## WHAT IS REQUIRED
Your answer is a single number: the count of lines that contain the string "JSON".

## DATA PROVIDED
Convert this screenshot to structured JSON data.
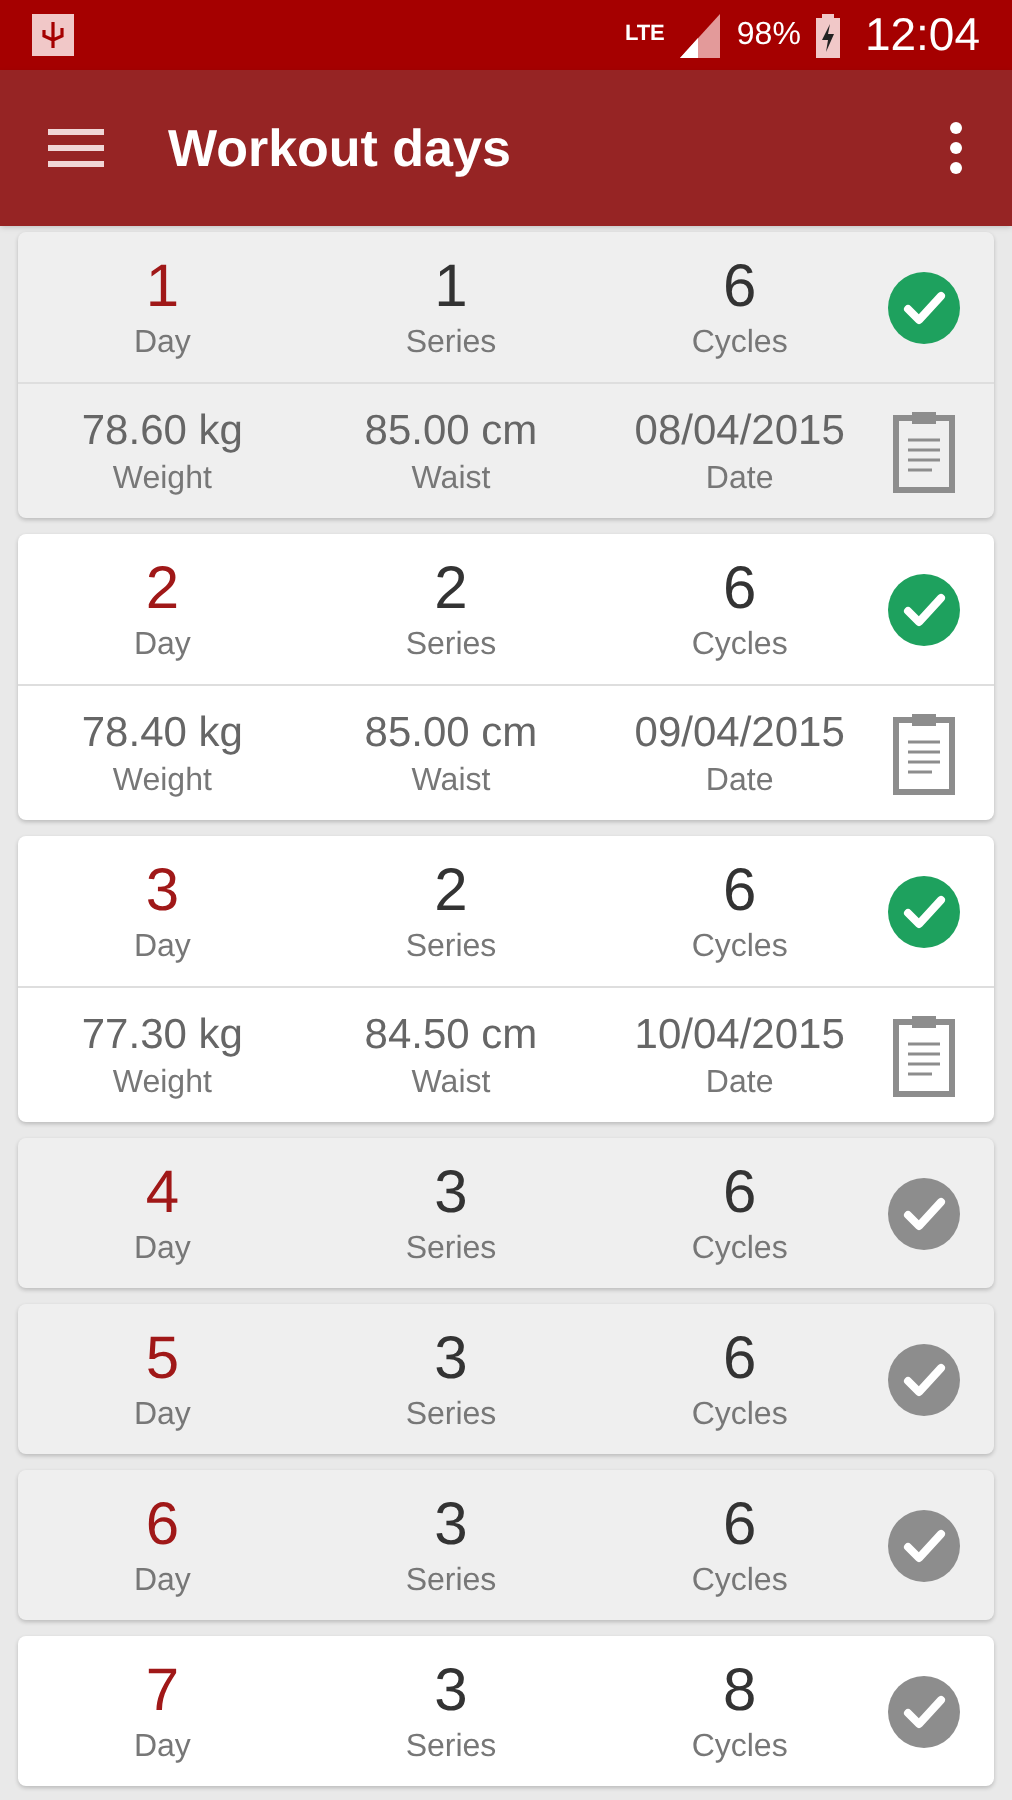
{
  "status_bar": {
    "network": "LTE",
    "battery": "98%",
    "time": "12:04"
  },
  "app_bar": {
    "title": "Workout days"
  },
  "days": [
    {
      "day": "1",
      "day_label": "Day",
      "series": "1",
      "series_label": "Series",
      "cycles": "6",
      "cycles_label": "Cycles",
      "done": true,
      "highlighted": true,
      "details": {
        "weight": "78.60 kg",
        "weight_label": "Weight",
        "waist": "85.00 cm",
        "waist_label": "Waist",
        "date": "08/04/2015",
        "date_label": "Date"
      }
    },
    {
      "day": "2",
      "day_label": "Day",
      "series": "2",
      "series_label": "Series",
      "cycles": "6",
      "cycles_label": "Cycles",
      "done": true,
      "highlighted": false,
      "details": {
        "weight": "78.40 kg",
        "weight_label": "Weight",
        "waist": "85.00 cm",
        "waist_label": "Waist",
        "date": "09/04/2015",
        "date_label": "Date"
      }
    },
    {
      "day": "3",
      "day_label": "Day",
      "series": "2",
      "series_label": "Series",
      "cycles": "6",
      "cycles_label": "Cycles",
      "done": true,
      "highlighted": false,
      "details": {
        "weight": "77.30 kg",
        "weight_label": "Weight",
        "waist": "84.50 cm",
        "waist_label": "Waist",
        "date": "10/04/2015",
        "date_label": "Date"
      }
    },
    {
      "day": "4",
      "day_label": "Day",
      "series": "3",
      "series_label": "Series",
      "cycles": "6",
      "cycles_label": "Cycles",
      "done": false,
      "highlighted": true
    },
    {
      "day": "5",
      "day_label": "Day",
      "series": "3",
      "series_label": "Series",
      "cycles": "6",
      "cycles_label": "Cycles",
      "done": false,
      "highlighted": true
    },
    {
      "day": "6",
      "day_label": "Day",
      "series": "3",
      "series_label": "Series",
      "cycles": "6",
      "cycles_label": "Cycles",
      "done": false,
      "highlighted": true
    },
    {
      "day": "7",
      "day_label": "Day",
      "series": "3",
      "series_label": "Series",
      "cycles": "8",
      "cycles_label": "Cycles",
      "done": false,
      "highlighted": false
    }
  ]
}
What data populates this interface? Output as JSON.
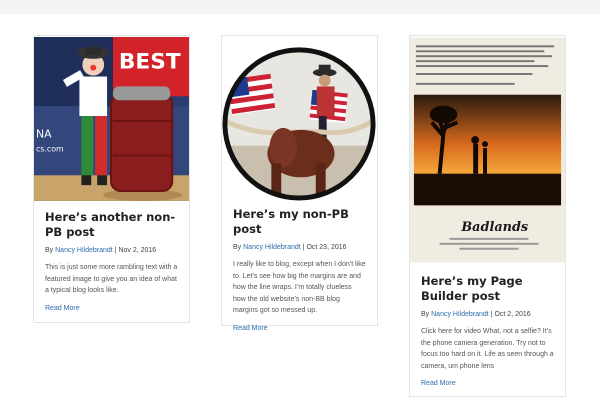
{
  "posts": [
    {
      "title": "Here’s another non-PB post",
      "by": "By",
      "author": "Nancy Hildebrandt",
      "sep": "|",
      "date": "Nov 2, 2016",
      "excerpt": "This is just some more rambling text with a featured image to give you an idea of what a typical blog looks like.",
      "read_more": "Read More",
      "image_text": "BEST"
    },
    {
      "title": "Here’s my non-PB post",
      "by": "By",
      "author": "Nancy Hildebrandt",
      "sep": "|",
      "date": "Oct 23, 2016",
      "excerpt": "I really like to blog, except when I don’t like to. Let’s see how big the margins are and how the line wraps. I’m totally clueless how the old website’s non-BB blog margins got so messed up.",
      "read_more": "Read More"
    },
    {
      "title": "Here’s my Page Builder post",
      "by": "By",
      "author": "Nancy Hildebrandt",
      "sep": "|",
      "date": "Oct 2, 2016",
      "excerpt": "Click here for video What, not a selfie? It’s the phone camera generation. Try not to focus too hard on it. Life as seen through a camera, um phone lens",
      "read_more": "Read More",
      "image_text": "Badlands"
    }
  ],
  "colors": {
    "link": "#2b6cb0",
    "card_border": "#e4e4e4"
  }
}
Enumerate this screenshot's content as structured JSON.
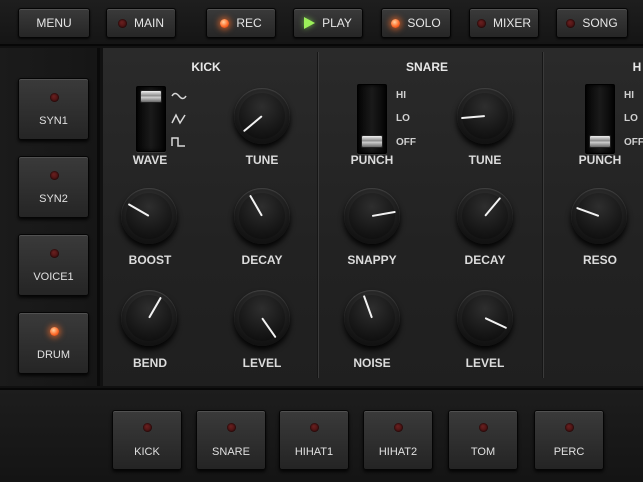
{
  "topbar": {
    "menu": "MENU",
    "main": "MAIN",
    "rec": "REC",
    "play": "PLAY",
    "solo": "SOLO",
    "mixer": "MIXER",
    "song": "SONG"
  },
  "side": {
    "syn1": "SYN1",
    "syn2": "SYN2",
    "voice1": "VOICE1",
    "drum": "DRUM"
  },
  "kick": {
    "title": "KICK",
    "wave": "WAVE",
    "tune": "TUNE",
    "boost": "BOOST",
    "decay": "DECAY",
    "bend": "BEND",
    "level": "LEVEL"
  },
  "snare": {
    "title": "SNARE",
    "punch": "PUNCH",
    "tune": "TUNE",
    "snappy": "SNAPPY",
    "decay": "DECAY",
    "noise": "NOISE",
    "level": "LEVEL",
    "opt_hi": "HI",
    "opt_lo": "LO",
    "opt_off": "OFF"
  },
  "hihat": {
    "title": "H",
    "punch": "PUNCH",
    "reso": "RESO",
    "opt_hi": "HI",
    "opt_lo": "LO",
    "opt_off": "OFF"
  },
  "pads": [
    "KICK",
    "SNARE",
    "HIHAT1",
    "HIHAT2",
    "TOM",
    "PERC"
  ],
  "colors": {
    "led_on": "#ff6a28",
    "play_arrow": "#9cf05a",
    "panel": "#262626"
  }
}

## PROBLEM SOLUTION
3